— start of Data listing —
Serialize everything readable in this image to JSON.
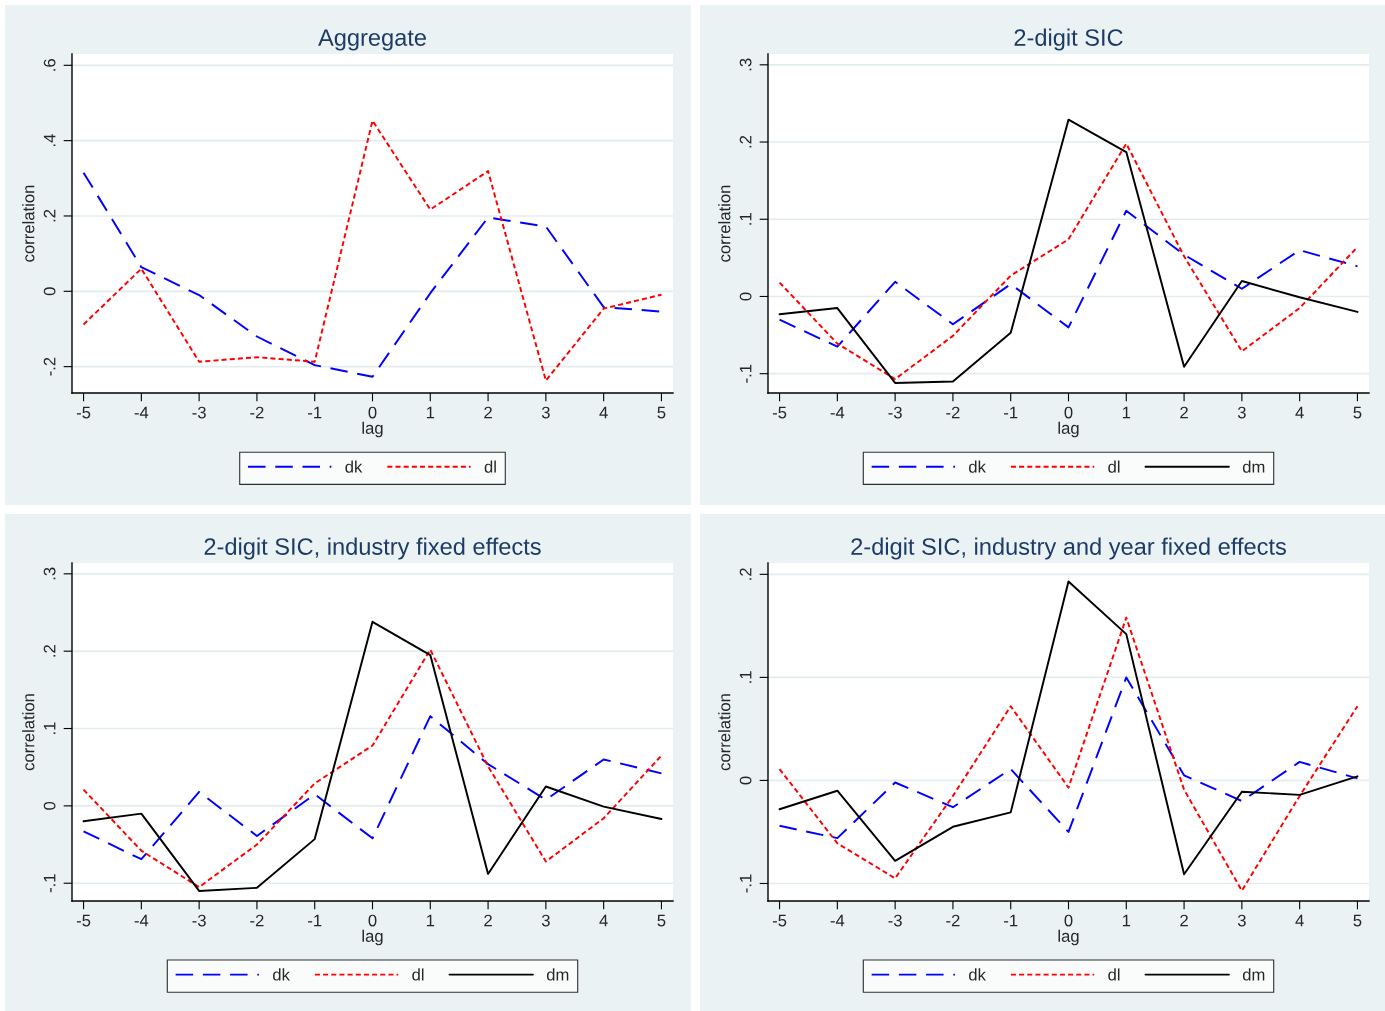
{
  "chart_data": [
    {
      "type": "line",
      "title": "Aggregate",
      "xlabel": "lag",
      "ylabel": "correlation",
      "x": [
        -5,
        -4,
        -3,
        -2,
        -1,
        0,
        1,
        2,
        3,
        4,
        5
      ],
      "xlim": [
        -5.2,
        5.2
      ],
      "xticks": [
        -5,
        -4,
        -3,
        -2,
        -1,
        0,
        1,
        2,
        3,
        4,
        5
      ],
      "ylim": [
        -0.27,
        0.63
      ],
      "yticks": [
        {
          "value": -0.2,
          "label": "-.2"
        },
        0,
        {
          "value": 0.2,
          "label": ".2"
        },
        {
          "value": 0.4,
          "label": ".4"
        },
        {
          "value": 0.6,
          "label": ".6"
        }
      ],
      "grid": "y",
      "legend": "bottom",
      "series": [
        {
          "name": "dk",
          "color": "#0000ff",
          "line_style": "dashed",
          "values": [
            0.315,
            0.064,
            -0.01,
            -0.12,
            -0.196,
            -0.227,
            -0.005,
            0.196,
            0.172,
            -0.042,
            -0.054
          ]
        },
        {
          "name": "dl",
          "color": "#ff0000",
          "line_style": "dotted",
          "values": [
            -0.088,
            0.06,
            -0.187,
            -0.175,
            -0.187,
            0.453,
            0.217,
            0.319,
            -0.237,
            -0.046,
            -0.009
          ]
        }
      ]
    },
    {
      "type": "line",
      "title": "2-digit SIC",
      "xlabel": "lag",
      "ylabel": "correlation",
      "x": [
        -5,
        -4,
        -3,
        -2,
        -1,
        0,
        1,
        2,
        3,
        4,
        5
      ],
      "xlim": [
        -5.2,
        5.2
      ],
      "xticks": [
        -5,
        -4,
        -3,
        -2,
        -1,
        0,
        1,
        2,
        3,
        4,
        5
      ],
      "ylim": [
        -0.125,
        0.314
      ],
      "yticks": [
        {
          "value": -0.1,
          "label": "-.1"
        },
        0,
        {
          "value": 0.1,
          "label": ".1"
        },
        {
          "value": 0.2,
          "label": ".2"
        },
        {
          "value": 0.3,
          "label": ".3"
        }
      ],
      "grid": "y",
      "legend": "bottom",
      "series": [
        {
          "name": "dk",
          "color": "#0000ff",
          "line_style": "dashed",
          "values": [
            -0.03,
            -0.065,
            0.019,
            -0.036,
            0.016,
            -0.04,
            0.111,
            0.054,
            0.01,
            0.06,
            0.039
          ]
        },
        {
          "name": "dl",
          "color": "#ff0000",
          "line_style": "dotted",
          "values": [
            0.018,
            -0.061,
            -0.107,
            -0.051,
            0.027,
            0.074,
            0.198,
            0.052,
            -0.071,
            -0.015,
            0.064
          ]
        },
        {
          "name": "dm",
          "color": "#000000",
          "line_style": "solid",
          "values": [
            -0.023,
            -0.015,
            -0.112,
            -0.11,
            -0.047,
            0.229,
            0.187,
            -0.091,
            0.02,
            -0.001,
            -0.02
          ]
        }
      ]
    },
    {
      "type": "line",
      "title": "2-digit SIC, industry fixed effects",
      "xlabel": "lag",
      "ylabel": "correlation",
      "x": [
        -5,
        -4,
        -3,
        -2,
        -1,
        0,
        1,
        2,
        3,
        4,
        5
      ],
      "xlim": [
        -5.2,
        5.2
      ],
      "xticks": [
        -5,
        -4,
        -3,
        -2,
        -1,
        0,
        1,
        2,
        3,
        4,
        5
      ],
      "ylim": [
        -0.123,
        0.314
      ],
      "yticks": [
        {
          "value": -0.1,
          "label": "-.1"
        },
        0,
        {
          "value": 0.1,
          "label": ".1"
        },
        {
          "value": 0.2,
          "label": ".2"
        },
        {
          "value": 0.3,
          "label": ".3"
        }
      ],
      "grid": "y",
      "legend": "bottom",
      "series": [
        {
          "name": "dk",
          "color": "#0000ff",
          "line_style": "dashed",
          "values": [
            -0.033,
            -0.069,
            0.018,
            -0.039,
            0.015,
            -0.042,
            0.116,
            0.054,
            0.008,
            0.06,
            0.042
          ]
        },
        {
          "name": "dl",
          "color": "#ff0000",
          "line_style": "dotted",
          "values": [
            0.021,
            -0.058,
            -0.105,
            -0.05,
            0.029,
            0.078,
            0.202,
            0.051,
            -0.072,
            -0.016,
            0.065
          ]
        },
        {
          "name": "dm",
          "color": "#000000",
          "line_style": "solid",
          "values": [
            -0.02,
            -0.01,
            -0.11,
            -0.106,
            -0.043,
            0.238,
            0.195,
            -0.088,
            0.025,
            -0.001,
            -0.017
          ]
        }
      ]
    },
    {
      "type": "line",
      "title": "2-digit SIC, industry and year fixed effects",
      "xlabel": "lag",
      "ylabel": "correlation",
      "x": [
        -5,
        -4,
        -3,
        -2,
        -1,
        0,
        1,
        2,
        3,
        4,
        5
      ],
      "xlim": [
        -5.2,
        5.2
      ],
      "xticks": [
        -5,
        -4,
        -3,
        -2,
        -1,
        0,
        1,
        2,
        3,
        4,
        5
      ],
      "ylim": [
        -0.117,
        0.211
      ],
      "yticks": [
        {
          "value": -0.1,
          "label": "-.1"
        },
        0,
        {
          "value": 0.1,
          "label": ".1"
        },
        {
          "value": 0.2,
          "label": ".2"
        }
      ],
      "grid": "y",
      "legend": "bottom",
      "series": [
        {
          "name": "dk",
          "color": "#0000ff",
          "line_style": "dashed",
          "values": [
            -0.044,
            -0.056,
            -0.002,
            -0.026,
            0.011,
            -0.05,
            0.1,
            0.005,
            -0.02,
            0.018,
            0.002
          ]
        },
        {
          "name": "dl",
          "color": "#ff0000",
          "line_style": "dotted",
          "values": [
            0.011,
            -0.061,
            -0.095,
            -0.015,
            0.072,
            -0.007,
            0.158,
            -0.009,
            -0.107,
            -0.015,
            0.072
          ]
        },
        {
          "name": "dm",
          "color": "#000000",
          "line_style": "solid",
          "values": [
            -0.028,
            -0.01,
            -0.078,
            -0.045,
            -0.031,
            0.193,
            0.142,
            -0.091,
            -0.011,
            -0.014,
            0.004
          ]
        }
      ]
    }
  ]
}
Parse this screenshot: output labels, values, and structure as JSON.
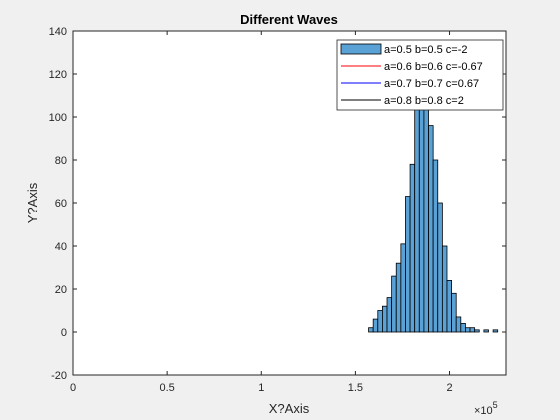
— end of Data listing —
Written task:
The records above are to be restated exactly, without their pictures.

Expected answer:
Serialize everything readable in this image to JSON.
{
  "chart_data": [
    {
      "type": "line",
      "title": "Aggregate",
      "xlabel": "lag",
      "ylabel": "correlation",
      "x": [
        -5,
        -4,
        -3,
        -2,
        -1,
        0,
        1,
        2,
        3,
        4,
        5
      ],
      "xlim": [
        -5.2,
        5.2
      ],
      "xticks": [
        -5,
        -4,
        -3,
        -2,
        -1,
        0,
        1,
        2,
        3,
        4,
        5
      ],
      "ylim": [
        -0.27,
        0.63
      ],
      "yticks": [
        {
          "value": -0.2,
          "label": "-.2"
        },
        0,
        {
          "value": 0.2,
          "label": ".2"
        },
        {
          "value": 0.4,
          "label": ".4"
        },
        {
          "value": 0.6,
          "label": ".6"
        }
      ],
      "grid": "y",
      "legend": "bottom",
      "series": [
        {
          "name": "dk",
          "color": "#0000ff",
          "line_style": "dashed",
          "values": [
            0.315,
            0.064,
            -0.01,
            -0.12,
            -0.196,
            -0.227,
            -0.005,
            0.196,
            0.172,
            -0.042,
            -0.054
          ]
        },
        {
          "name": "dl",
          "color": "#ff0000",
          "line_style": "dotted",
          "values": [
            -0.088,
            0.06,
            -0.187,
            -0.175,
            -0.187,
            0.453,
            0.217,
            0.319,
            -0.237,
            -0.046,
            -0.009
          ]
        }
      ]
    },
    {
      "type": "line",
      "title": "2-digit SIC",
      "xlabel": "lag",
      "ylabel": "correlation",
      "x": [
        -5,
        -4,
        -3,
        -2,
        -1,
        0,
        1,
        2,
        3,
        4,
        5
      ],
      "xlim": [
        -5.2,
        5.2
      ],
      "xticks": [
        -5,
        -4,
        -3,
        -2,
        -1,
        0,
        1,
        2,
        3,
        4,
        5
      ],
      "ylim": [
        -0.125,
        0.314
      ],
      "yticks": [
        {
          "value": -0.1,
          "label": "-.1"
        },
        0,
        {
          "value": 0.1,
          "label": ".1"
        },
        {
          "value": 0.2,
          "label": ".2"
        },
        {
          "value": 0.3,
          "label": ".3"
        }
      ],
      "grid": "y",
      "legend": "bottom",
      "series": [
        {
          "name": "dk",
          "color": "#0000ff",
          "line_style": "dashed",
          "values": [
            -0.03,
            -0.065,
            0.019,
            -0.036,
            0.016,
            -0.04,
            0.111,
            0.054,
            0.01,
            0.06,
            0.039
          ]
        },
        {
          "name": "dl",
          "color": "#ff0000",
          "line_style": "dotted",
          "values": [
            0.018,
            -0.061,
            -0.107,
            -0.051,
            0.027,
            0.074,
            0.198,
            0.052,
            -0.071,
            -0.015,
            0.064
          ]
        },
        {
          "name": "dm",
          "color": "#000000",
          "line_style": "solid",
          "values": [
            -0.023,
            -0.015,
            -0.112,
            -0.11,
            -0.047,
            0.229,
            0.187,
            -0.091,
            0.02,
            -0.001,
            -0.02
          ]
        }
      ]
    },
    {
      "type": "line",
      "title": "2-digit SIC, industry fixed effects",
      "xlabel": "lag",
      "ylabel": "correlation",
      "x": [
        -5,
        -4,
        -3,
        -2,
        -1,
        0,
        1,
        2,
        3,
        4,
        5
      ],
      "xlim": [
        -5.2,
        5.2
      ],
      "xticks": [
        -5,
        -4,
        -3,
        -2,
        -1,
        0,
        1,
        2,
        3,
        4,
        5
      ],
      "ylim": [
        -0.123,
        0.314
      ],
      "yticks": [
        {
          "value": -0.1,
          "label": "-.1"
        },
        0,
        {
          "value": 0.1,
          "label": ".1"
        },
        {
          "value": 0.2,
          "label": ".2"
        },
        {
          "value": 0.3,
          "label": ".3"
        }
      ],
      "grid": "y",
      "legend": "bottom",
      "series": [
        {
          "name": "dk",
          "color": "#0000ff",
          "line_style": "dashed",
          "values": [
            -0.033,
            -0.069,
            0.018,
            -0.039,
            0.015,
            -0.042,
            0.116,
            0.054,
            0.008,
            0.06,
            0.042
          ]
        },
        {
          "name": "dl",
          "color": "#ff0000",
          "line_style": "dotted",
          "values": [
            0.021,
            -0.058,
            -0.105,
            -0.05,
            0.029,
            0.078,
            0.202,
            0.051,
            -0.072,
            -0.016,
            0.065
          ]
        },
        {
          "name": "dm",
          "color": "#000000",
          "line_style": "solid",
          "values": [
            -0.02,
            -0.01,
            -0.11,
            -0.106,
            -0.043,
            0.238,
            0.195,
            -0.088,
            0.025,
            -0.001,
            -0.017
          ]
        }
      ]
    },
    {
      "type": "line",
      "title": "2-digit SIC, industry and year fixed effects",
      "xlabel": "lag",
      "ylabel": "correlation",
      "x": [
        -5,
        -4,
        -3,
        -2,
        -1,
        0,
        1,
        2,
        3,
        4,
        5
      ],
      "xlim": [
        -5.2,
        5.2
      ],
      "xticks": [
        -5,
        -4,
        -3,
        -2,
        -1,
        0,
        1,
        2,
        3,
        4,
        5
      ],
      "ylim": [
        -0.117,
        0.211
      ],
      "yticks": [
        {
          "value": -0.1,
          "label": "-.1"
        },
        0,
        {
          "value": 0.1,
          "label": ".1"
        },
        {
          "value": 0.2,
          "label": ".2"
        }
      ],
      "grid": "y",
      "legend": "bottom",
      "series": [
        {
          "name": "dk",
          "color": "#0000ff",
          "line_style": "dashed",
          "values": [
            -0.044,
            -0.056,
            -0.002,
            -0.026,
            0.011,
            -0.05,
            0.1,
            0.005,
            -0.02,
            0.018,
            0.002
          ]
        },
        {
          "name": "dl",
          "color": "#ff0000",
          "line_style": "dotted",
          "values": [
            0.011,
            -0.061,
            -0.095,
            -0.015,
            0.072,
            -0.007,
            0.158,
            -0.009,
            -0.107,
            -0.015,
            0.072
          ]
        },
        {
          "name": "dm",
          "color": "#000000",
          "line_style": "solid",
          "values": [
            -0.028,
            -0.01,
            -0.078,
            -0.045,
            -0.031,
            0.193,
            0.142,
            -0.091,
            -0.011,
            -0.014,
            0.004
          ]
        }
      ]
    }
  ]
}
Parse this screenshot: output labels, values, and structure as JSON.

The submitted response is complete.